-- RECORDS TO PROCESS --
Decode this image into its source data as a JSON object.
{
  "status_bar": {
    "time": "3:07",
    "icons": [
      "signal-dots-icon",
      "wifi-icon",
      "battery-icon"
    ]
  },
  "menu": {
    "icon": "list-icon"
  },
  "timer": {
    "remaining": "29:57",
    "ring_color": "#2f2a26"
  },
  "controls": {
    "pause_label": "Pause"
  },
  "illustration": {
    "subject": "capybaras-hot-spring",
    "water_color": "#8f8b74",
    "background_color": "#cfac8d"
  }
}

-- WHAT THIS TASK INVOLVES --
Using the listing above, please repeat every entry exactly.

-- RESPONSE TO THIS EXERCISE --
Decode this image into its source data as a JSON object.
{
  "status_bar": {
    "time": "3:07",
    "icons": [
      "signal-dots-icon",
      "wifi-icon",
      "battery-icon"
    ]
  },
  "menu": {
    "icon": "list-icon"
  },
  "timer": {
    "remaining": "29:57",
    "ring_color": "#2f2a26"
  },
  "controls": {
    "pause_label": "Pause"
  },
  "illustration": {
    "subject": "capybaras-hot-spring",
    "water_color": "#8f8b74",
    "background_color": "#cfac8d"
  }
}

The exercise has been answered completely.